=== Supplied data ===

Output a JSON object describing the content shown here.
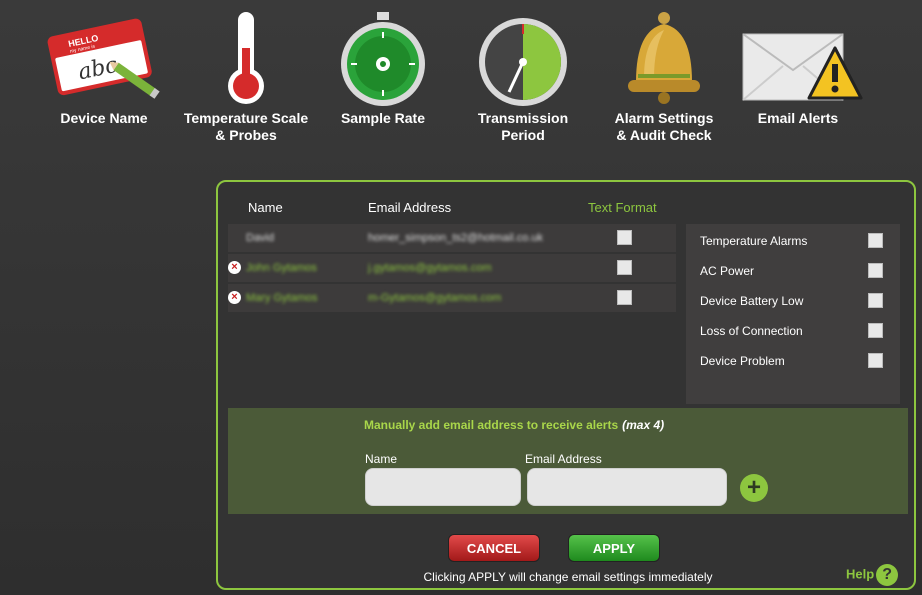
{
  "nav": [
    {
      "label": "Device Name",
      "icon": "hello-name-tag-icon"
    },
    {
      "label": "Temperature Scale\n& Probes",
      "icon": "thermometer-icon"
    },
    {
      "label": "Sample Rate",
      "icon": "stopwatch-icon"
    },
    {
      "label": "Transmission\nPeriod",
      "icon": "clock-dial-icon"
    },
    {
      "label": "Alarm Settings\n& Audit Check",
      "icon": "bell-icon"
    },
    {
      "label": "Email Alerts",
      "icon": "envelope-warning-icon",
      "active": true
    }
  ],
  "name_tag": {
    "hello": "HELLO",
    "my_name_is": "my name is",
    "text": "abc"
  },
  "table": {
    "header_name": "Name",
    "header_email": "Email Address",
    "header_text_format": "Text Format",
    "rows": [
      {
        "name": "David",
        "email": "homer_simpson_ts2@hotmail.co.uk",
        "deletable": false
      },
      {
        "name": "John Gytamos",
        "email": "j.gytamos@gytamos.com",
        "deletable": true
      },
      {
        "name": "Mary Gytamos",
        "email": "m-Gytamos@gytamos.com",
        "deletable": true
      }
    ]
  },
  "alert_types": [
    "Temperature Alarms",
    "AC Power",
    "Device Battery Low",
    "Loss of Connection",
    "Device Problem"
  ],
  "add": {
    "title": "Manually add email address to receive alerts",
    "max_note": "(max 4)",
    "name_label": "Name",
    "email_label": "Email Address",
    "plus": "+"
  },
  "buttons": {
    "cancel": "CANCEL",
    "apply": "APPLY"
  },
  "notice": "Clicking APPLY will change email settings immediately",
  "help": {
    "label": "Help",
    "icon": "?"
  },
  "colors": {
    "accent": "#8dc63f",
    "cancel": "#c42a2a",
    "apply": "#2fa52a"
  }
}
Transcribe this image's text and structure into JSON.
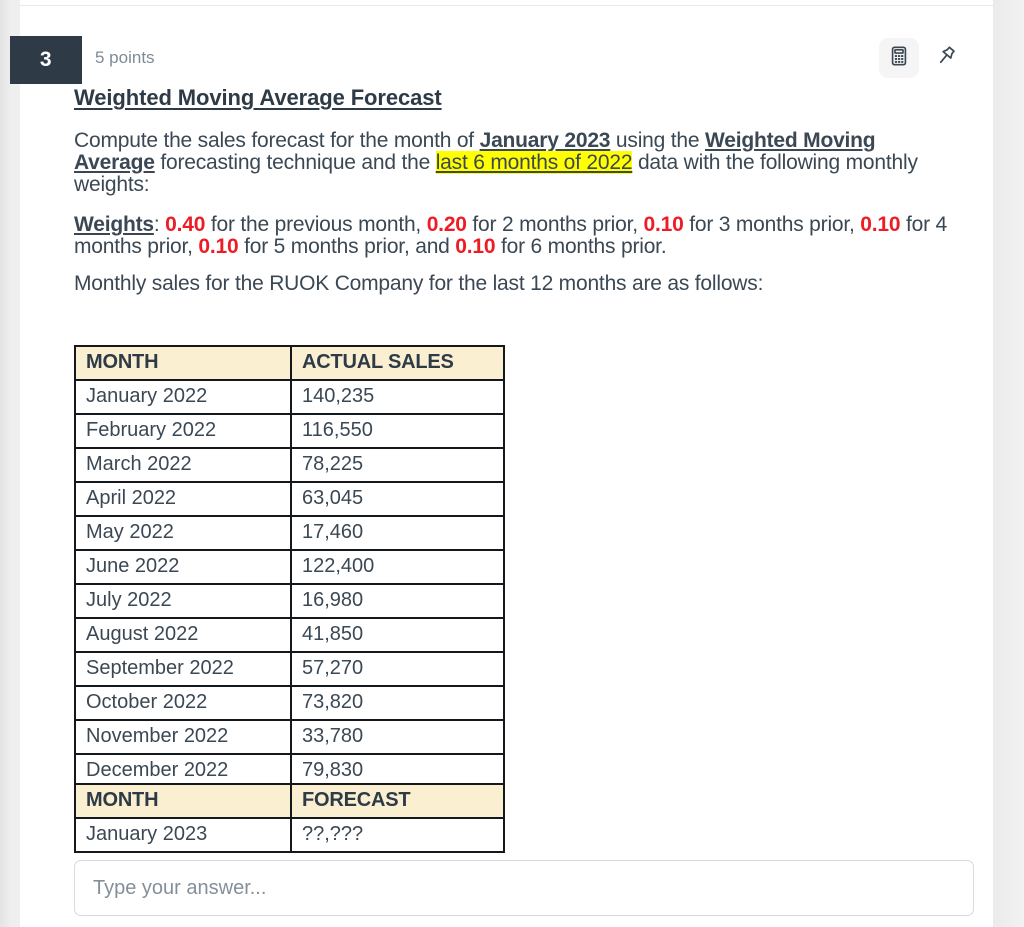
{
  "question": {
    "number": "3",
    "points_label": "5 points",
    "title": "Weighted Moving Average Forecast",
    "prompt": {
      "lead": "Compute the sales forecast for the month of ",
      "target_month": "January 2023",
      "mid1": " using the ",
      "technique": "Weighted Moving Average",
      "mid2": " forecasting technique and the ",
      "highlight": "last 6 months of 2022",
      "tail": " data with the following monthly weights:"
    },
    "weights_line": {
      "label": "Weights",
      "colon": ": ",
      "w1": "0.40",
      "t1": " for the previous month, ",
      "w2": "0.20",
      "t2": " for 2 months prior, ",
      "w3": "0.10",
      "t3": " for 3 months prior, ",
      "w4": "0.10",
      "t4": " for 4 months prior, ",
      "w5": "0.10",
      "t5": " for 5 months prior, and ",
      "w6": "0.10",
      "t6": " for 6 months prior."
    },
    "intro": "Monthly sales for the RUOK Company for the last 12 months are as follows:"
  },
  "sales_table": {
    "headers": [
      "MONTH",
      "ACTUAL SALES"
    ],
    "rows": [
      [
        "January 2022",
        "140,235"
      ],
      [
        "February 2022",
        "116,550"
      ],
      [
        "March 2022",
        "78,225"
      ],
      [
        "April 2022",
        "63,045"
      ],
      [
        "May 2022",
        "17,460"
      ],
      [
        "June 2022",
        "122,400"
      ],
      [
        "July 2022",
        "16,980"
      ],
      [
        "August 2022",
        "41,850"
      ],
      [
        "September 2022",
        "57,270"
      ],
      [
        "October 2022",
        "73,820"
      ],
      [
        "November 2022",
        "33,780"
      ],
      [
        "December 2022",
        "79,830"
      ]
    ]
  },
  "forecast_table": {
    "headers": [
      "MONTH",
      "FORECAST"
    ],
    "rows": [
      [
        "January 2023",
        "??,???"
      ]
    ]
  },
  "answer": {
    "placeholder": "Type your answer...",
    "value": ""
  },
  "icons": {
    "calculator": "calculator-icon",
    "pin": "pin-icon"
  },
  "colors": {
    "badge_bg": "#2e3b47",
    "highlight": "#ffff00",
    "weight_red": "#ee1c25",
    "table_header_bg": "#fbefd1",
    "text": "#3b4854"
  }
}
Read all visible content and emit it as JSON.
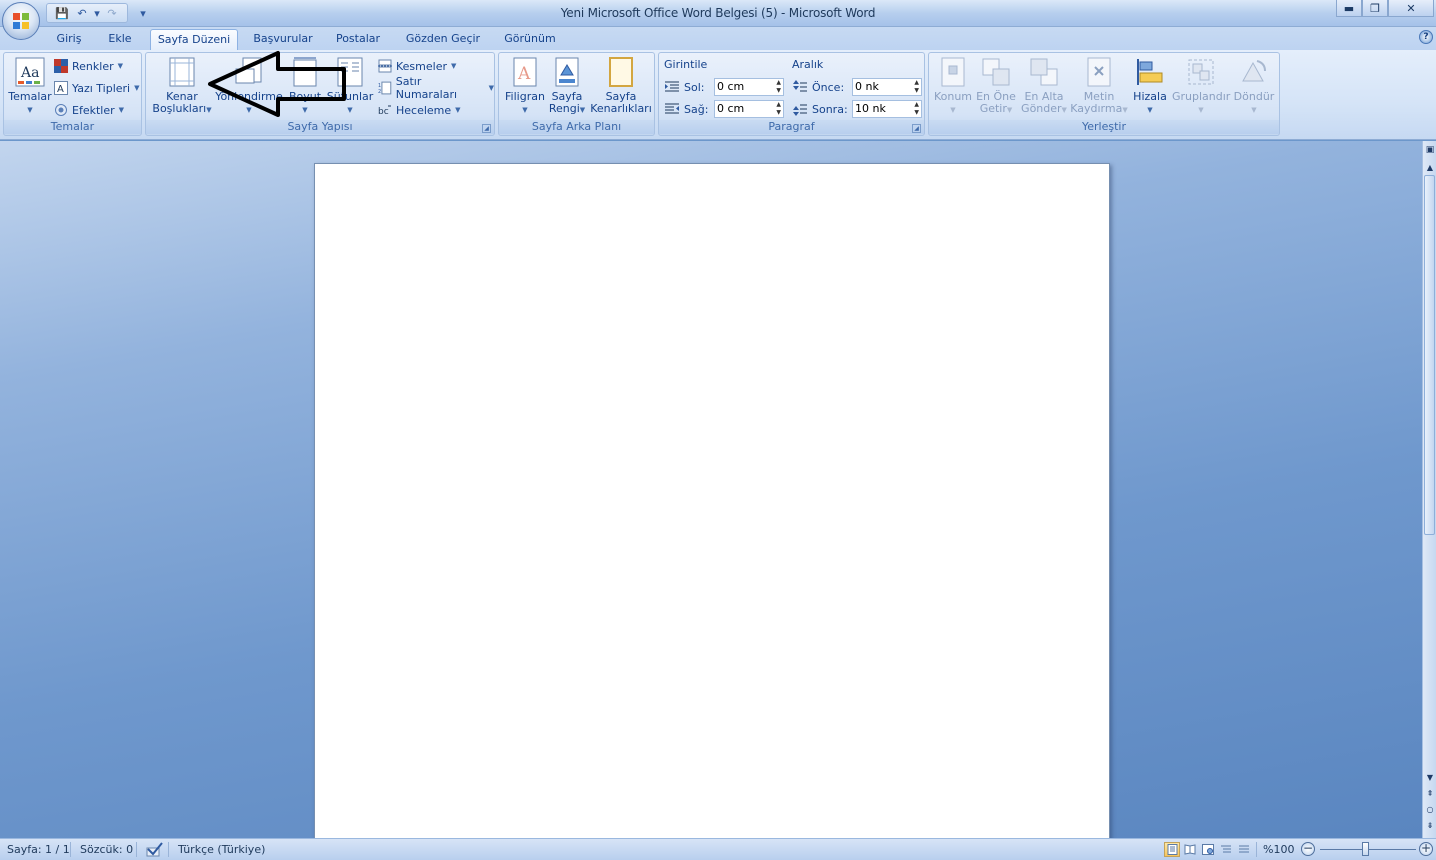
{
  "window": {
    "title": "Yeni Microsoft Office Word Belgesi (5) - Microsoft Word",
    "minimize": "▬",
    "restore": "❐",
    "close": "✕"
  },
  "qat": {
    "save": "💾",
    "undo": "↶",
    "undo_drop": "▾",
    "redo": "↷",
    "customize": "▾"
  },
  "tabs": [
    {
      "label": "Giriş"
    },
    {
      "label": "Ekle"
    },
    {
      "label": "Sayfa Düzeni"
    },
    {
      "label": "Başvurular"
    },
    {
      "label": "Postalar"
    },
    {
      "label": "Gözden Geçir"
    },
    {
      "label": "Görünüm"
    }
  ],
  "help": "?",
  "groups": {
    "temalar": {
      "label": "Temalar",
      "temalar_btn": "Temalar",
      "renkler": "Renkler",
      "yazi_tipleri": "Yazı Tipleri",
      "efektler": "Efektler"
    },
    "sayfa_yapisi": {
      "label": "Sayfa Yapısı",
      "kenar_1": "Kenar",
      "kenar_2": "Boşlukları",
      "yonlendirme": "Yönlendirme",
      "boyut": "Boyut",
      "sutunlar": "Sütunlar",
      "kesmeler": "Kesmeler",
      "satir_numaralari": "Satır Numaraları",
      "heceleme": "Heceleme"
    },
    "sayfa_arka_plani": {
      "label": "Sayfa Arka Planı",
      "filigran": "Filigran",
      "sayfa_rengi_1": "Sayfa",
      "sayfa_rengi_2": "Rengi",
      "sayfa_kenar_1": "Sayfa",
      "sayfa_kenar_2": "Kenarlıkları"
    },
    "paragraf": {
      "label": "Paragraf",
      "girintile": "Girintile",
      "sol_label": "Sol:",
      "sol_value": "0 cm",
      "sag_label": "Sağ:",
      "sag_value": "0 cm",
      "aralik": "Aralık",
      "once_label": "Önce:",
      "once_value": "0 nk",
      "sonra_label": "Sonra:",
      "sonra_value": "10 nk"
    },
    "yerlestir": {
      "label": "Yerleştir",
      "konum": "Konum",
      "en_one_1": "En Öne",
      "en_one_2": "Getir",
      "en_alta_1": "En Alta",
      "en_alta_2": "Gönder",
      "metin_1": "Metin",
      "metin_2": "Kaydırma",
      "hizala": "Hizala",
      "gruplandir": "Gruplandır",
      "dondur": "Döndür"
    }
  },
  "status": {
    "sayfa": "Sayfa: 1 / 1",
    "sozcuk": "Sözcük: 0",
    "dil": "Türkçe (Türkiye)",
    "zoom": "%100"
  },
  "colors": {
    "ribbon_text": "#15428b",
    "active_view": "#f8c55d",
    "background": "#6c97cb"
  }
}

===

What you will do
Copy out the data above exactly, except the pictures.

Written answer
Output a JSON object describing the content shown here.
{
  "nav": [
    {
      "label": "Device Name",
      "icon": "hello-name-tag-icon"
    },
    {
      "label": "Temperature Scale\n& Probes",
      "icon": "thermometer-icon"
    },
    {
      "label": "Sample Rate",
      "icon": "stopwatch-icon"
    },
    {
      "label": "Transmission\nPeriod",
      "icon": "clock-dial-icon"
    },
    {
      "label": "Alarm Settings\n& Audit Check",
      "icon": "bell-icon"
    },
    {
      "label": "Email Alerts",
      "icon": "envelope-warning-icon",
      "active": true
    }
  ],
  "name_tag": {
    "hello": "HELLO",
    "my_name_is": "my name is",
    "text": "abc"
  },
  "table": {
    "header_name": "Name",
    "header_email": "Email Address",
    "header_text_format": "Text Format",
    "rows": [
      {
        "name": "David",
        "email": "homer_simpson_ts2@hotmail.co.uk",
        "deletable": false
      },
      {
        "name": "John Gytamos",
        "email": "j.gytamos@gytamos.com",
        "deletable": true
      },
      {
        "name": "Mary Gytamos",
        "email": "m-Gytamos@gytamos.com",
        "deletable": true
      }
    ]
  },
  "alert_types": [
    "Temperature Alarms",
    "AC Power",
    "Device Battery Low",
    "Loss of Connection",
    "Device Problem"
  ],
  "add": {
    "title": "Manually add email address to receive alerts",
    "max_note": "(max 4)",
    "name_label": "Name",
    "email_label": "Email Address",
    "plus": "+"
  },
  "buttons": {
    "cancel": "CANCEL",
    "apply": "APPLY"
  },
  "notice": "Clicking APPLY will change email settings immediately",
  "help": {
    "label": "Help",
    "icon": "?"
  },
  "colors": {
    "accent": "#8dc63f",
    "cancel": "#c42a2a",
    "apply": "#2fa52a"
  }
}
Transcribe this image's text and structure into JSON.
{
  "question": {
    "number": "3",
    "points_label": "5 points",
    "title": "Weighted Moving Average Forecast",
    "prompt": {
      "lead": "Compute the sales forecast for the month of ",
      "target_month": "January 2023",
      "mid1": " using the ",
      "technique": "Weighted Moving Average",
      "mid2": " forecasting technique and the ",
      "highlight": "last 6 months of 2022",
      "tail": " data with the following monthly weights:"
    },
    "weights_line": {
      "label": "Weights",
      "colon": ": ",
      "w1": "0.40",
      "t1": " for the previous month, ",
      "w2": "0.20",
      "t2": " for 2 months prior, ",
      "w3": "0.10",
      "t3": " for 3 months prior, ",
      "w4": "0.10",
      "t4": " for 4 months prior, ",
      "w5": "0.10",
      "t5": " for 5 months prior, and ",
      "w6": "0.10",
      "t6": " for 6 months prior."
    },
    "intro": "Monthly sales for the RUOK Company for the last 12 months are as follows:"
  },
  "sales_table": {
    "headers": [
      "MONTH",
      "ACTUAL SALES"
    ],
    "rows": [
      [
        "January 2022",
        "140,235"
      ],
      [
        "February 2022",
        "116,550"
      ],
      [
        "March 2022",
        "78,225"
      ],
      [
        "April 2022",
        "63,045"
      ],
      [
        "May 2022",
        "17,460"
      ],
      [
        "June 2022",
        "122,400"
      ],
      [
        "July 2022",
        "16,980"
      ],
      [
        "August 2022",
        "41,850"
      ],
      [
        "September 2022",
        "57,270"
      ],
      [
        "October 2022",
        "73,820"
      ],
      [
        "November 2022",
        "33,780"
      ],
      [
        "December 2022",
        "79,830"
      ]
    ]
  },
  "forecast_table": {
    "headers": [
      "MONTH",
      "FORECAST"
    ],
    "rows": [
      [
        "January 2023",
        "??,???"
      ]
    ]
  },
  "answer": {
    "placeholder": "Type your answer...",
    "value": ""
  },
  "icons": {
    "calculator": "calculator-icon",
    "pin": "pin-icon"
  },
  "colors": {
    "badge_bg": "#2e3b47",
    "highlight": "#ffff00",
    "weight_red": "#ee1c25",
    "table_header_bg": "#fbefd1",
    "text": "#3b4854"
  }
}
Read all visible content and emit it as JSON.
{
  "window": {
    "title": "Yeni Microsoft Office Word Belgesi (5) - Microsoft Word",
    "minimize": "▬",
    "restore": "❐",
    "close": "✕"
  },
  "qat": {
    "save": "💾",
    "undo": "↶",
    "undo_drop": "▾",
    "redo": "↷",
    "customize": "▾"
  },
  "tabs": [
    {
      "label": "Giriş"
    },
    {
      "label": "Ekle"
    },
    {
      "label": "Sayfa Düzeni"
    },
    {
      "label": "Başvurular"
    },
    {
      "label": "Postalar"
    },
    {
      "label": "Gözden Geçir"
    },
    {
      "label": "Görünüm"
    }
  ],
  "help": "?",
  "groups": {
    "temalar": {
      "label": "Temalar",
      "temalar_btn": "Temalar",
      "renkler": "Renkler",
      "yazi_tipleri": "Yazı Tipleri",
      "efektler": "Efektler"
    },
    "sayfa_yapisi": {
      "label": "Sayfa Yapısı",
      "kenar_1": "Kenar",
      "kenar_2": "Boşlukları",
      "yonlendirme": "Yönlendirme",
      "boyut": "Boyut",
      "sutunlar": "Sütunlar",
      "kesmeler": "Kesmeler",
      "satir_numaralari": "Satır Numaraları",
      "heceleme": "Heceleme"
    },
    "sayfa_arka_plani": {
      "label": "Sayfa Arka Planı",
      "filigran": "Filigran",
      "sayfa_rengi_1": "Sayfa",
      "sayfa_rengi_2": "Rengi",
      "sayfa_kenar_1": "Sayfa",
      "sayfa_kenar_2": "Kenarlıkları"
    },
    "paragraf": {
      "label": "Paragraf",
      "girintile": "Girintile",
      "sol_label": "Sol:",
      "sol_value": "0 cm",
      "sag_label": "Sağ:",
      "sag_value": "0 cm",
      "aralik": "Aralık",
      "once_label": "Önce:",
      "once_value": "0 nk",
      "sonra_label": "Sonra:",
      "sonra_value": "10 nk"
    },
    "yerlestir": {
      "label": "Yerleştir",
      "konum": "Konum",
      "en_one_1": "En Öne",
      "en_one_2": "Getir",
      "en_alta_1": "En Alta",
      "en_alta_2": "Gönder",
      "metin_1": "Metin",
      "metin_2": "Kaydırma",
      "hizala": "Hizala",
      "gruplandir": "Gruplandır",
      "dondur": "Döndür"
    }
  },
  "status": {
    "sayfa": "Sayfa: 1 / 1",
    "sozcuk": "Sözcük: 0",
    "dil": "Türkçe (Türkiye)",
    "zoom": "%100"
  },
  "colors": {
    "ribbon_text": "#15428b",
    "active_view": "#f8c55d",
    "background": "#6c97cb"
  }
}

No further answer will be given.